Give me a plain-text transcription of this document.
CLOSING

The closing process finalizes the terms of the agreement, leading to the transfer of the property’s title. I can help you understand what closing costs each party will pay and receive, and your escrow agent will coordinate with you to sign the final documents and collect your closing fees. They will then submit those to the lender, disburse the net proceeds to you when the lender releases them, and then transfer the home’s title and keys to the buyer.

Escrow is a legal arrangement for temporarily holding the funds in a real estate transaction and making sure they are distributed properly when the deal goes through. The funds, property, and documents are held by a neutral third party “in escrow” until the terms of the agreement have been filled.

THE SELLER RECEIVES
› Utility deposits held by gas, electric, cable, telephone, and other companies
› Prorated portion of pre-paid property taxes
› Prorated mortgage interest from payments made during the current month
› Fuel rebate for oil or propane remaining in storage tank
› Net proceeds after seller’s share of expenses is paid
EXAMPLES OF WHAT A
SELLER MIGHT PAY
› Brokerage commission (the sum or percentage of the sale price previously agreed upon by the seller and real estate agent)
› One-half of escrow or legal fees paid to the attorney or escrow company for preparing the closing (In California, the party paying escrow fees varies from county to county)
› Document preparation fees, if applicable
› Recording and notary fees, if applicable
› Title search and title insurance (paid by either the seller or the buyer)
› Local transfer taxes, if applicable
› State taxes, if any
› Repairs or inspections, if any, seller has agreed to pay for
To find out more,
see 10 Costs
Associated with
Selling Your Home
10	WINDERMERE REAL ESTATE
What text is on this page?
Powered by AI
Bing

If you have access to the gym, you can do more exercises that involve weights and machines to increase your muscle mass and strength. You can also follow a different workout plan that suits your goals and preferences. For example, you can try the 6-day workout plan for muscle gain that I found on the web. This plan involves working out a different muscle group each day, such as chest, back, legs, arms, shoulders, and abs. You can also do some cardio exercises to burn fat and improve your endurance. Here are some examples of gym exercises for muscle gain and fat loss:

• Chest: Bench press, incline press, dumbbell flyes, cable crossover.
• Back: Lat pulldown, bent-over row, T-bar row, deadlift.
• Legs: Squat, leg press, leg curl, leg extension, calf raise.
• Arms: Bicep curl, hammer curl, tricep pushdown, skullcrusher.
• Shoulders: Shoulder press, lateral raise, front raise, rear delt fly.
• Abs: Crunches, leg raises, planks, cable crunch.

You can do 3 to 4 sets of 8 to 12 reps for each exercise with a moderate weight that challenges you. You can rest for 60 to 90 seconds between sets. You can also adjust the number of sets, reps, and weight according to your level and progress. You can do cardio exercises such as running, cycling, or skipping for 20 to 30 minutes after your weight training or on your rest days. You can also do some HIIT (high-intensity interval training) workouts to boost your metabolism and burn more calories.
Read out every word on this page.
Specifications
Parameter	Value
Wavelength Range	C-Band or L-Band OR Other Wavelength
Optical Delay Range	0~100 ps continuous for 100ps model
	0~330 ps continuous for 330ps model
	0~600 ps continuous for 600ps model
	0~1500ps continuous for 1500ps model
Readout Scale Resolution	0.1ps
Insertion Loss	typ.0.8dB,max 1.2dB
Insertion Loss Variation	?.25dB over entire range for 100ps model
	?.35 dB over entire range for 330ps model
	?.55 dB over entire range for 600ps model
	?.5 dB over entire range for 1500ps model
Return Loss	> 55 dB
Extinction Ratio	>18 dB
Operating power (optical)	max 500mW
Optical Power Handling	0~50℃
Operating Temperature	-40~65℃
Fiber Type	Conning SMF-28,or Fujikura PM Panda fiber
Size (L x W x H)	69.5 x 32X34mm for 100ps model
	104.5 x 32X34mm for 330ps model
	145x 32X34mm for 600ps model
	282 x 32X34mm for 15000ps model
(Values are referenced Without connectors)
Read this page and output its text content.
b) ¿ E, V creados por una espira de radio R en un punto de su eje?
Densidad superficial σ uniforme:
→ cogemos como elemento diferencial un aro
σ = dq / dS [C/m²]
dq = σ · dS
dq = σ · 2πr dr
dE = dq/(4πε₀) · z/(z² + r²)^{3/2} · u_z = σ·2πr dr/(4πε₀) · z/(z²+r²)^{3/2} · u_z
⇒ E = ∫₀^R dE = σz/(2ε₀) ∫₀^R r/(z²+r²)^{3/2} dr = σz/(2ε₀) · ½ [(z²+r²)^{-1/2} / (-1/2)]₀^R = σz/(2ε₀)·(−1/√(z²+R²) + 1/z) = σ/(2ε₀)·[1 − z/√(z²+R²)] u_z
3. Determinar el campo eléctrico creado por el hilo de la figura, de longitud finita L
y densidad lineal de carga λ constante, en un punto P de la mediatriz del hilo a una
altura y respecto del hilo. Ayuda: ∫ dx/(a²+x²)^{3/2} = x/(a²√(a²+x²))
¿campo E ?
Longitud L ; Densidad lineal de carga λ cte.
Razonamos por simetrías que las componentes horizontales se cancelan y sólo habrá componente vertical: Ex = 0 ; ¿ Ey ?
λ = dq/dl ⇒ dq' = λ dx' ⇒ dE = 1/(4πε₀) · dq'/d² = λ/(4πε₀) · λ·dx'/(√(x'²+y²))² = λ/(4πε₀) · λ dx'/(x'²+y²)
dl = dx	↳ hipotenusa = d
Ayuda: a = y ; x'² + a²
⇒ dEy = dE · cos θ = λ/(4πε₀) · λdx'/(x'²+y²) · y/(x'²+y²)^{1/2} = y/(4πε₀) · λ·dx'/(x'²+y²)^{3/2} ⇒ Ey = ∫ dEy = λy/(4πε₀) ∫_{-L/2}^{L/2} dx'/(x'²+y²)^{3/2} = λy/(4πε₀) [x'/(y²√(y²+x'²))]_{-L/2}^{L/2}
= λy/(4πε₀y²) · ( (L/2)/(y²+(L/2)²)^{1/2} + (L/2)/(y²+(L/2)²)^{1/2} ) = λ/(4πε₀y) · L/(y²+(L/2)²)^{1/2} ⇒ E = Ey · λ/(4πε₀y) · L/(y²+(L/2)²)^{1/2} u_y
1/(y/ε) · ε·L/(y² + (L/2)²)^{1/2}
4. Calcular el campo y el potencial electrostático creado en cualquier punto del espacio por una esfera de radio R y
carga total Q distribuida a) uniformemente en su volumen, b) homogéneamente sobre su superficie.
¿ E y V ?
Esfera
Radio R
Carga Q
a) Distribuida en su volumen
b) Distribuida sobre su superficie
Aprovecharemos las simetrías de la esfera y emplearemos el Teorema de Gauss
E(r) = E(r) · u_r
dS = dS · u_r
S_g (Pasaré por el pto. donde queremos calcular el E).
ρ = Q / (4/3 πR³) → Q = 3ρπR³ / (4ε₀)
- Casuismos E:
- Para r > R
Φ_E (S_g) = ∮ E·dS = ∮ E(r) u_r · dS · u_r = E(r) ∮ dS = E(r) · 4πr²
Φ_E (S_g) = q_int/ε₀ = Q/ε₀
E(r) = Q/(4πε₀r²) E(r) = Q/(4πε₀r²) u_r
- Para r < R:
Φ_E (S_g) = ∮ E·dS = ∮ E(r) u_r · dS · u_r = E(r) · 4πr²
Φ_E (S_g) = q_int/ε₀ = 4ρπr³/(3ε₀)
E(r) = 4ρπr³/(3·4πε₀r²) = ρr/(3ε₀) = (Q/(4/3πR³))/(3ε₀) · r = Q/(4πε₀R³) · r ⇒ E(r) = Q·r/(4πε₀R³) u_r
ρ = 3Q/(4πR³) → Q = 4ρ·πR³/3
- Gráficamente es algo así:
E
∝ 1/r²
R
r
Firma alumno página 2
-=-=-
▶ Exercise instructions
Print back all the lines verbatim.

▶ Problem solution
Give me a plain-text transcription of this document.
CLOSING

The closing process finalizes the terms of the agreement, leading to the transfer of the property’s title. I can help you understand what closing costs each party will pay and receive, and your escrow agent will coordinate with you to sign the final documents and collect your closing fees. They will then submit those to the lender, disburse the net proceeds to you when the lender releases them, and then transfer the home’s title and keys to the buyer.

Escrow is a legal arrangement for temporarily holding the funds in a real estate transaction and making sure they are distributed properly when the deal goes through. The funds, property, and documents are held by a neutral third party “in escrow” until the terms of the agreement have been filled.

THE SELLER RECEIVES
› Utility deposits held by gas, electric, cable, telephone, and other companies
› Prorated portion of pre-paid property taxes
› Prorated mortgage interest from payments made during the current month
› Fuel rebate for oil or propane remaining in storage tank
› Net proceeds after seller’s share of expenses is paid
EXAMPLES OF WHAT A
SELLER MIGHT PAY
› Brokerage commission (the sum or percentage of the sale price previously agreed upon by the seller and real estate agent)
› One-half of escrow or legal fees paid to the attorney or escrow company for preparing the closing (In California, the party paying escrow fees varies from county to county)
› Document preparation fees, if applicable
› Recording and notary fees, if applicable
› Title search and title insurance (paid by either the seller or the buyer)
› Local transfer taxes, if applicable
› State taxes, if any
› Repairs or inspections, if any, seller has agreed to pay for
To find out more,
see 10 Costs
Associated with
Selling Your Home
10	WINDERMERE REAL ESTATE
What text is on this page?
Powered by AI
Bing

If you have access to the gym, you can do more exercises that involve weights and machines to increase your muscle mass and strength. You can also follow a different workout plan that suits your goals and preferences. For example, you can try the 6-day workout plan for muscle gain that I found on the web. This plan involves working out a different muscle group each day, such as chest, back, legs, arms, shoulders, and abs. You can also do some cardio exercises to burn fat and improve your endurance. Here are some examples of gym exercises for muscle gain and fat loss:

• Chest: Bench press, incline press, dumbbell flyes, cable crossover.
• Back: Lat pulldown, bent-over row, T-bar row, deadlift.
• Legs: Squat, leg press, leg curl, leg extension, calf raise.
• Arms: Bicep curl, hammer curl, tricep pushdown, skullcrusher.
• Shoulders: Shoulder press, lateral raise, front raise, rear delt fly.
• Abs: Crunches, leg raises, planks, cable crunch.

You can do 3 to 4 sets of 8 to 12 reps for each exercise with a moderate weight that challenges you. You can rest for 60 to 90 seconds between sets. You can also adjust the number of sets, reps, and weight according to your level and progress. You can do cardio exercises such as running, cycling, or skipping for 20 to 30 minutes after your weight training or on your rest days. You can also do some HIIT (high-intensity interval training) workouts to boost your metabolism and burn more calories.
Read out every word on this page.
Specifications
Parameter	Value
Wavelength Range	C-Band or L-Band OR Other Wavelength
Optical Delay Range	0~100 ps continuous for 100ps model
	0~330 ps continuous for 330ps model
	0~600 ps continuous for 600ps model
	0~1500ps continuous for 1500ps model
Readout Scale Resolution	0.1ps
Insertion Loss	typ.0.8dB,max 1.2dB
Insertion Loss Variation	?.25dB over entire range for 100ps model
	?.35 dB over entire range for 330ps model
	?.55 dB over entire range for 600ps model
	?.5 dB over entire range for 1500ps model
Return Loss	> 55 dB
Extinction Ratio	>18 dB
Operating power (optical)	max 500mW
Optical Power Handling	0~50℃
Operating Temperature	-40~65℃
Fiber Type	Conning SMF-28,or Fujikura PM Panda fiber
Size (L x W x H)	69.5 x 32X34mm for 100ps model
	104.5 x 32X34mm for 330ps model
	145x 32X34mm for 600ps model
	282 x 32X34mm for 15000ps model
(Values are referenced Without connectors)
Read this page and output its text content.
b) ¿ E, V creados por una espira de radio R en un punto de su eje?
Densidad superficial σ uniforme:
→ cogemos como elemento diferencial un aro
σ = dq / dS [C/m²]
dq = σ · dS
dq = σ · 2πr dr
dE = dq/(4πε₀) · z/(z² + r²)^{3/2} · u_z = σ·2πr dr/(4πε₀) · z/(z²+r²)^{3/2} · u_z
⇒ E = ∫₀^R dE = σz/(2ε₀) ∫₀^R r/(z²+r²)^{3/2} dr = σz/(2ε₀) · ½ [(z²+r²)^{-1/2} / (-1/2)]₀^R = σz/(2ε₀)·(−1/√(z²+R²) + 1/z) = σ/(2ε₀)·[1 − z/√(z²+R²)] u_z
3. Determinar el campo eléctrico creado por el hilo de la figura, de longitud finita L
y densidad lineal de carga λ constante, en un punto P de la mediatriz del hilo a una
altura y respecto del hilo. Ayuda: ∫ dx/(a²+x²)^{3/2} = x/(a²√(a²+x²))
¿campo E ?
Longitud L ; Densidad lineal de carga λ cte.
Razonamos por simetrías que las componentes horizontales se cancelan y sólo habrá componente vertical: Ex = 0 ; ¿ Ey ?
λ = dq/dl ⇒ dq' = λ dx' ⇒ dE = 1/(4πε₀) · dq'/d² = λ/(4πε₀) · λ·dx'/(√(x'²+y²))² = λ/(4πε₀) · λ dx'/(x'²+y²)
dl = dx	↳ hipotenusa = d
Ayuda: a = y ; x'² + a²
⇒ dEy = dE · cos θ = λ/(4πε₀) · λdx'/(x'²+y²) · y/(x'²+y²)^{1/2} = y/(4πε₀) · λ·dx'/(x'²+y²)^{3/2} ⇒ Ey = ∫ dEy = λy/(4πε₀) ∫_{-L/2}^{L/2} dx'/(x'²+y²)^{3/2} = λy/(4πε₀) [x'/(y²√(y²+x'²))]_{-L/2}^{L/2}
= λy/(4πε₀y²) · ( (L/2)/(y²+(L/2)²)^{1/2} + (L/2)/(y²+(L/2)²)^{1/2} ) = λ/(4πε₀y) · L/(y²+(L/2)²)^{1/2} ⇒ E = Ey · λ/(4πε₀y) · L/(y²+(L/2)²)^{1/2} u_y
1/(y/ε) · ε·L/(y² + (L/2)²)^{1/2}
4. Calcular el campo y el potencial electrostático creado en cualquier punto del espacio por una esfera de radio R y
carga total Q distribuida a) uniformemente en su volumen, b) homogéneamente sobre su superficie.
¿ E y V ?
Esfera
Radio R
Carga Q
a) Distribuida en su volumen
b) Distribuida sobre su superficie
Aprovecharemos las simetrías de la esfera y emplearemos el Teorema de Gauss
E(r) = E(r) · u_r
dS = dS · u_r
S_g (Pasaré por el pto. donde queremos calcular el E).
ρ = Q / (4/3 πR³) → Q = 3ρπR³ / (4ε₀)
- Casuismos E:
- Para r > R
Φ_E (S_g) = ∮ E·dS = ∮ E(r) u_r · dS · u_r = E(r) ∮ dS = E(r) · 4πr²
Φ_E (S_g) = q_int/ε₀ = Q/ε₀
E(r) = Q/(4πε₀r²) E(r) = Q/(4πε₀r²) u_r
- Para r < R:
Φ_E (S_g) = ∮ E·dS = ∮ E(r) u_r · dS · u_r = E(r) · 4πr²
Φ_E (S_g) = q_int/ε₀ = 4ρπr³/(3ε₀)
E(r) = 4ρπr³/(3·4πε₀r²) = ρr/(3ε₀) = (Q/(4/3πR³))/(3ε₀) · r = Q/(4πε₀R³) · r ⇒ E(r) = Q·r/(4πε₀R³) u_r
ρ = 3Q/(4πR³) → Q = 4ρ·πR³/3
- Gráficamente es algo así:
E
∝ 1/r²
R
r
Firma alumno página 2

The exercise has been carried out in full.